WRITTEN TASK: Continue the passage about Burns and his Arizona parties from its last sentence.

READING TEXT:
In 1983, he met Paige Phillips at a party in California. She had been Miss Alabama and the 1981 Miss America runner-up. He showered her with gifts and kept asking for dates and finally she relented. And in 1984, at 22, she became Paige Burns.

She asked him to give up the limousines. She told him he was being pretentious.

Still, he held lavish parties at his 14,000-square-foot mansion in Paradise Valley and invited all of Arizona's power brokers.

By the 1986 election, he was one of the largest campaign contributors in Arizona.

"We didn't discriminate between Democrats and Republicans," says one employee. "We gave to anyone with a vote."

John McCain, Goldwater, Snell, Terry Goddard, everybody came to his parties.

"He spared no expense to impress those he needed to impress," one associate says.

But close associates say Burns didn't enjoy the parties much because he didn't feel comfortable in groups. He is brilliant one-on-one, friends say, he is stilted and average talking to groups.

"It was weird," one says. "The magic would sort of disappear the larger the group."

And two ex-employees and a longtime friend say Burns, contrary to what onlookers might have believed, did not at all need to be the center of attention.

SUPPLIED DATA:

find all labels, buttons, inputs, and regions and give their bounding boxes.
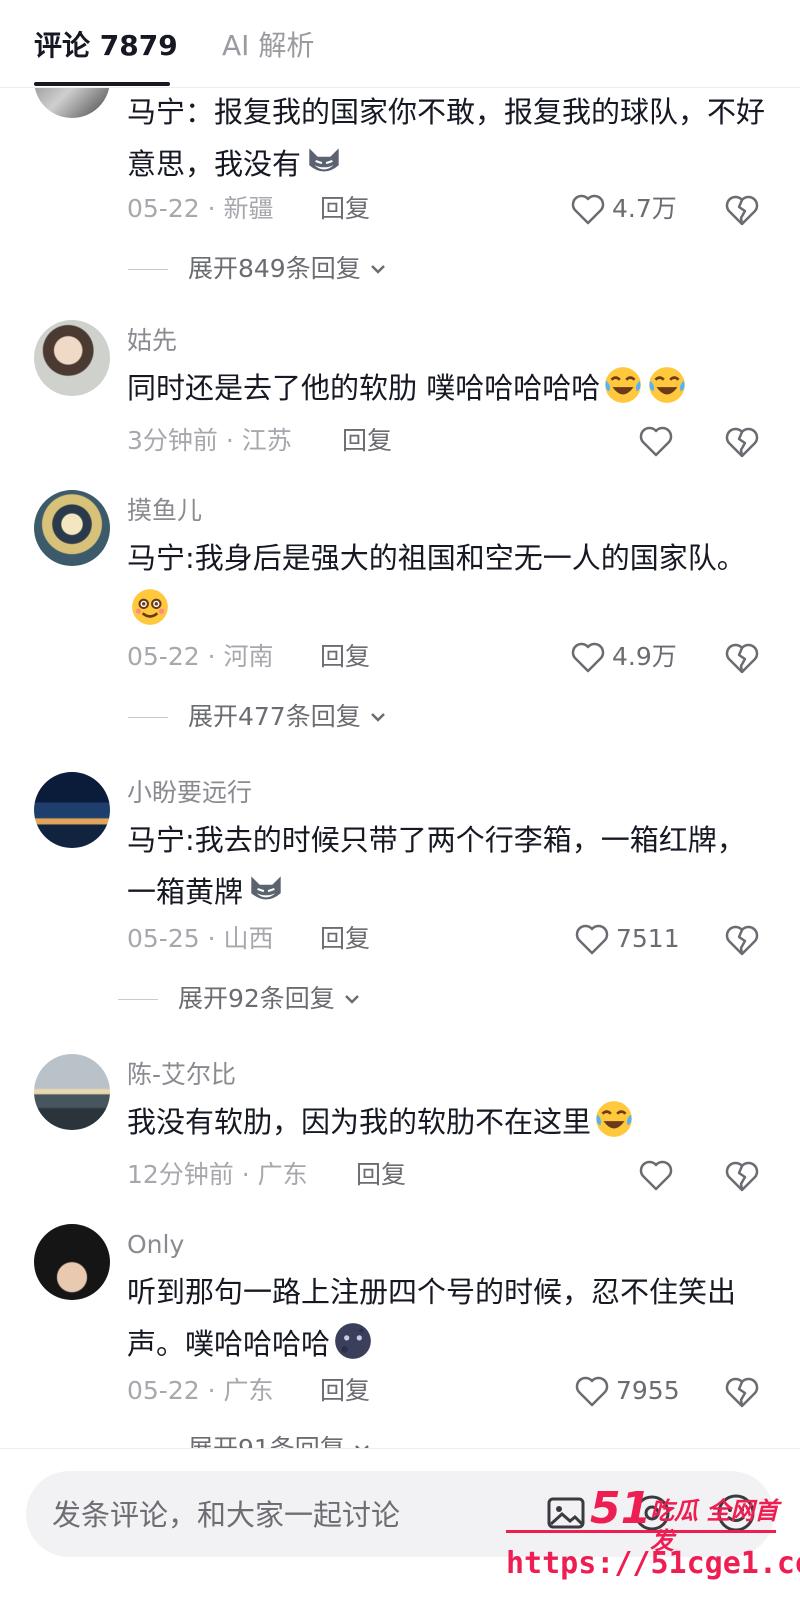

REPLY:
"The thing that set him apart," one friend says, "was that unlike about every rich guy I've known, Robert didn't want personal glory. He didn't crave attention, he didn't crave adoration, he didn't crave sycophants. In this way, he was very down-to-earth."

A few houses down from the Burns home lived ex-hockey star and real estate investor Hudi Bell, who had managed to pick up thousands of acres through massive land swaps with the BLM.

In 1986, Bell came to Burns and several others with an offer.

The year before, the federal government had been in a bind. Land was needed in northern Arizona for Navajo families dislodged by the Navajo-Hopi land dispute.

So the government worked a deal with rancher Glen Spurlock. In exchange for two Spurlock ranches in northern Arizona, the Bureau of Land Management would give Spurlock 15,000 acres west of Phoenix -- in Sun Valley.

Spurlock quickly sold the land to Bell for $678 an acre.

Then Bell acquired an adjacent 40,896 acres -- appraised at $29 million -- in another government land swap. He quickly began selling off the land in Sun Valley for as much as $2,900 an acre.

Burns bought 28,000 acres through one of his subsidiaries at a cost of $2,400 to $2,700 an acre. Bell pocketed more than $70 million on land appraised at $29 million.

And Robert Burns now held the biggest piece of land he'd ever owned.

Bell sold another 20,000 acres to other investors, with the largest chunk going to Al Gardner. Gardner later sold a large chunk to developer Bill Bliss, the fiery Chicago Irishman who heads Scottsdale Development Inc. Burns then brought Bliss and others into his dream city, and the original 48,000 acres of Sun Valley, Arizona, was in place.

Within three years, though, the plan would be in disarray. And Burns, Bliss and Ronson, all high-dollar, savvy, obstinate brawlers, would be bitter enemies locked in a ferocious legal battle for survival.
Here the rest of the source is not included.